## YOUR INSTRUCTIONS
From the listing below, extract each line containing the string "ratio".

◆ ◆ ◆

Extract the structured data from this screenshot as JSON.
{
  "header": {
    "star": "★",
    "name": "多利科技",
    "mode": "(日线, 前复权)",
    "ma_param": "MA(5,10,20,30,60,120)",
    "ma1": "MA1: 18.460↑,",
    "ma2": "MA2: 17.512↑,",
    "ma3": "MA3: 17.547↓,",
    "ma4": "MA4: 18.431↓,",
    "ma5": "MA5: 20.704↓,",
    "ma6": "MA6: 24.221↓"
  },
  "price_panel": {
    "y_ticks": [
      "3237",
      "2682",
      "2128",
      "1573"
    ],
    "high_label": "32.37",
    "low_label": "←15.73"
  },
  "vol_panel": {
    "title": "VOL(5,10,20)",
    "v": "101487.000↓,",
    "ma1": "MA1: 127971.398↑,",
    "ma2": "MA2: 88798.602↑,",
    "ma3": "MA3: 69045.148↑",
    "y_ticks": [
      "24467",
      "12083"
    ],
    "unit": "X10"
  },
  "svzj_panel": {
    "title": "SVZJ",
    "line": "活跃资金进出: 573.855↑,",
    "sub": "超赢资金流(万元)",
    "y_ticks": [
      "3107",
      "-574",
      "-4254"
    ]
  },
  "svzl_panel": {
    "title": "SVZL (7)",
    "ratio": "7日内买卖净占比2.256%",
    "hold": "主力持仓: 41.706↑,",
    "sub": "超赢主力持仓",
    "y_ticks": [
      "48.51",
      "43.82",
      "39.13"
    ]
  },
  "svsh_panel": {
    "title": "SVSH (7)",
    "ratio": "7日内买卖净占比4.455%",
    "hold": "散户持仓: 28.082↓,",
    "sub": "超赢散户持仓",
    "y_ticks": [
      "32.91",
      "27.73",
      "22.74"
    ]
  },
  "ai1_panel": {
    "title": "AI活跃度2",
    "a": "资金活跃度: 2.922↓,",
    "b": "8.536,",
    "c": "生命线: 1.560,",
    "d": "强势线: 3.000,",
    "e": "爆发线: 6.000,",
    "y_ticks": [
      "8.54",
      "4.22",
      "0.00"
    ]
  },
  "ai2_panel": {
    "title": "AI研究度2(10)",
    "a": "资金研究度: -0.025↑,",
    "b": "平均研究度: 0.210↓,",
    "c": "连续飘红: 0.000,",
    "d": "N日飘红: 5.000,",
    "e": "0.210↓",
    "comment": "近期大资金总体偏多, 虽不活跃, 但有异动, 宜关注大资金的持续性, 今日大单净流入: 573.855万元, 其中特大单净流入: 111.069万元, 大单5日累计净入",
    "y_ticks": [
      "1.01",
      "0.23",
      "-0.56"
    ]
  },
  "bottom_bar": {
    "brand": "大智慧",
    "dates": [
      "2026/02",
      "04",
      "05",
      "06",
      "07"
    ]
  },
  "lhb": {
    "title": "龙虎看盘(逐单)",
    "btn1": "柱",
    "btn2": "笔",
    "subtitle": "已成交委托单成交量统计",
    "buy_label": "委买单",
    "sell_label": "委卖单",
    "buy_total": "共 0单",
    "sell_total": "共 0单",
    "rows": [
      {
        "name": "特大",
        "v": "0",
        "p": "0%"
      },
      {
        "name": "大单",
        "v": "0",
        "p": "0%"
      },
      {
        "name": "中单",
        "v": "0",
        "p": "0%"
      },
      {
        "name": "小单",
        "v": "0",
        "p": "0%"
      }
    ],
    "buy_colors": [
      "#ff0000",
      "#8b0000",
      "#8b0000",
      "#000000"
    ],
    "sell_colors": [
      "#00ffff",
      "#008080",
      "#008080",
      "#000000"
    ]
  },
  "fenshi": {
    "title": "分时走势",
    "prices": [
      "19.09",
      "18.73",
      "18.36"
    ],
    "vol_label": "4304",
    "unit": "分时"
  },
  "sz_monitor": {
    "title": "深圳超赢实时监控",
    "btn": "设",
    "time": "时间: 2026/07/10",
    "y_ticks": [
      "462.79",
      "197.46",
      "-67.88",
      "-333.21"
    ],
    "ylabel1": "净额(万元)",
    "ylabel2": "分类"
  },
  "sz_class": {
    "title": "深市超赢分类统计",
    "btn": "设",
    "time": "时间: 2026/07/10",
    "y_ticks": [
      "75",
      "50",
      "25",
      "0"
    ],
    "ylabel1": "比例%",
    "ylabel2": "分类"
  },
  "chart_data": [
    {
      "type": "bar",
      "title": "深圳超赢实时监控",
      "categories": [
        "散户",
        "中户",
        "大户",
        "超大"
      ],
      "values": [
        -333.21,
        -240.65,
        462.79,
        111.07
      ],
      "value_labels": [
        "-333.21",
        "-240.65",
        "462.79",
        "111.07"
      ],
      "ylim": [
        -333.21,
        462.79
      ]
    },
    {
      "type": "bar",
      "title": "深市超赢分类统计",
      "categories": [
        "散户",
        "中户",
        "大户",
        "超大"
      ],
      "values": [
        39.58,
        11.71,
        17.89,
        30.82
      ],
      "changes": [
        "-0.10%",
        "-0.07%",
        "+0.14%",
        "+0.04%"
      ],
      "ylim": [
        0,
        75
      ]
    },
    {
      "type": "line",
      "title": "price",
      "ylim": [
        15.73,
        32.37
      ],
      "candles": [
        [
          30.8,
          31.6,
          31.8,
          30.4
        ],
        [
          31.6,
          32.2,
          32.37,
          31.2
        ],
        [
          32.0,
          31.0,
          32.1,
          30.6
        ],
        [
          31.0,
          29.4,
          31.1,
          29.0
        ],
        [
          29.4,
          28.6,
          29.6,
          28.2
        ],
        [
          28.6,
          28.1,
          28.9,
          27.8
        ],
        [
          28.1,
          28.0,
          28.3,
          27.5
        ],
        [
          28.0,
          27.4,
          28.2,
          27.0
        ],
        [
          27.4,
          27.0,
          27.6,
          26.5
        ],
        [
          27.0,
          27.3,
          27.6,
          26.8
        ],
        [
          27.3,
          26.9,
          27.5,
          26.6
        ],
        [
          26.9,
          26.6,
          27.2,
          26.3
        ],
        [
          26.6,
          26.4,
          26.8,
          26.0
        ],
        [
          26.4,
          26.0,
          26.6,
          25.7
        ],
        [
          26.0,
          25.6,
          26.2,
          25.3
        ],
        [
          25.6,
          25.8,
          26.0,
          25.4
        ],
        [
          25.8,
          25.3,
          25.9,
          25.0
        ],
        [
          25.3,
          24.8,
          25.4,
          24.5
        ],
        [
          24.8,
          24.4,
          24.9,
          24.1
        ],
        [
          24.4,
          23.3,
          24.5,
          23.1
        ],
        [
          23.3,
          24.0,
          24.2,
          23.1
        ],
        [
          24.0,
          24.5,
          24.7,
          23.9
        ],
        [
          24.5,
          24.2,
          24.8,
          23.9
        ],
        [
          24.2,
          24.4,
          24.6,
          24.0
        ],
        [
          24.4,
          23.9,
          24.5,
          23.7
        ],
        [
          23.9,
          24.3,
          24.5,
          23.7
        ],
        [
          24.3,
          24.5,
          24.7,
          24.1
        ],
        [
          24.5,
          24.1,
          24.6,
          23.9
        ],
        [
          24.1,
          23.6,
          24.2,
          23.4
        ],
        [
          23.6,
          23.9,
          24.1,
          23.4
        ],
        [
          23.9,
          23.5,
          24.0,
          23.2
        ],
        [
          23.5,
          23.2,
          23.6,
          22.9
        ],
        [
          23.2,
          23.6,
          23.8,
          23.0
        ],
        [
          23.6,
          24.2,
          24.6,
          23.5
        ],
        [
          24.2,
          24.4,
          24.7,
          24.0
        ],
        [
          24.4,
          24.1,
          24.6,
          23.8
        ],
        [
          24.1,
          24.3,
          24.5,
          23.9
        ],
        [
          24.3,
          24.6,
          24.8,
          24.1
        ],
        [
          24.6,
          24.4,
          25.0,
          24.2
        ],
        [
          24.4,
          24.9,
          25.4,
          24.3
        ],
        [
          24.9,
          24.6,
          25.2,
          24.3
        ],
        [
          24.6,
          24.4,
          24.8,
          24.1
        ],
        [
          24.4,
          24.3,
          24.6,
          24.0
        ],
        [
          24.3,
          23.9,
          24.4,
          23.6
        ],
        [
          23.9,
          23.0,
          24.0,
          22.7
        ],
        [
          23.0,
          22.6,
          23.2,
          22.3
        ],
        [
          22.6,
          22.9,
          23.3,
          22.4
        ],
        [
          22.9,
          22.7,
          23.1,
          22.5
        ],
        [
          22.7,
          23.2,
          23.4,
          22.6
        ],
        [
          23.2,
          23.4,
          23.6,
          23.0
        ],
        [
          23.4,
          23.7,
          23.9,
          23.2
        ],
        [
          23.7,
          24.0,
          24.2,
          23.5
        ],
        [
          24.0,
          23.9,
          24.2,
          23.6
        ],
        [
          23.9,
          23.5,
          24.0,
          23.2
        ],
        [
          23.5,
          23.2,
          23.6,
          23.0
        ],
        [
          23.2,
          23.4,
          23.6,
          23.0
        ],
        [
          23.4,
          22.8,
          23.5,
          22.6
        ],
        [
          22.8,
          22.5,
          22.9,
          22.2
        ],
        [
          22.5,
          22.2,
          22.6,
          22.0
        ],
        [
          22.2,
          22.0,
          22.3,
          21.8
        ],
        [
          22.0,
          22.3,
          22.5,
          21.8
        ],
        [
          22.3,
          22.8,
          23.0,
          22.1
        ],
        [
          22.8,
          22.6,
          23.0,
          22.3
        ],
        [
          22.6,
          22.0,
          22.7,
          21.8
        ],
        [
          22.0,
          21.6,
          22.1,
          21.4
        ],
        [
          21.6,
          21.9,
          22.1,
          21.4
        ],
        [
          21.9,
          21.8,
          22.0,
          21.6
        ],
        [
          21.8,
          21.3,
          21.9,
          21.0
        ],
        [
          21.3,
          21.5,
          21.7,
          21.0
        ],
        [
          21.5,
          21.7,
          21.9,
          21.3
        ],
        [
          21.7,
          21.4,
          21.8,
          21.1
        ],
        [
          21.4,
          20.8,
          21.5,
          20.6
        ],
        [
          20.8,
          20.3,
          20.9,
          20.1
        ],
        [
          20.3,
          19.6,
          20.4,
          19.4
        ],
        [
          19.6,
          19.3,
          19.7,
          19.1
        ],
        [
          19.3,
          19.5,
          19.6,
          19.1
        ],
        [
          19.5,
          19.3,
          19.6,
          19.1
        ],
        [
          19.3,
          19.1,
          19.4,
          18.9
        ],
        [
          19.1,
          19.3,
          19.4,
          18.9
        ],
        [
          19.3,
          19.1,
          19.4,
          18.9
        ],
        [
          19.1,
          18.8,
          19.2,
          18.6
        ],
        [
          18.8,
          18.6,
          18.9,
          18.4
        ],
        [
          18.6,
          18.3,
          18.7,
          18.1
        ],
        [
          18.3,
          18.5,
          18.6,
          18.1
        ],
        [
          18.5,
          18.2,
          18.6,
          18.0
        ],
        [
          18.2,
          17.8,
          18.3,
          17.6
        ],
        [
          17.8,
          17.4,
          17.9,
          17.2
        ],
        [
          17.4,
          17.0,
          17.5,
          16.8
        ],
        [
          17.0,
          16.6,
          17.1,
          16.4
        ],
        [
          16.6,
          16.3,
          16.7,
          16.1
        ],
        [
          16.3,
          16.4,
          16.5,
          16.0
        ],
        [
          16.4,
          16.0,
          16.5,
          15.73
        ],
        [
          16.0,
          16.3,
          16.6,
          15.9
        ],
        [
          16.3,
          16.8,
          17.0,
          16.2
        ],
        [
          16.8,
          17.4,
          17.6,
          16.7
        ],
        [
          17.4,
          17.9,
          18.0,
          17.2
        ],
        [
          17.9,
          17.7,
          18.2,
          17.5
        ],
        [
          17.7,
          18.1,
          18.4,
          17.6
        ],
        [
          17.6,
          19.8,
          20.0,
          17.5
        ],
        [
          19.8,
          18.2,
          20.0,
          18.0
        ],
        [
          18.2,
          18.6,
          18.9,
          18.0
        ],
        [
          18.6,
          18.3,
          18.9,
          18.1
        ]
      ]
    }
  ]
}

◆ ◆ ◆

## FINAL RESULT
    "ratio": "7日内买卖净占比2.256%",
    "ratio": "7日内买卖净占比4.455%",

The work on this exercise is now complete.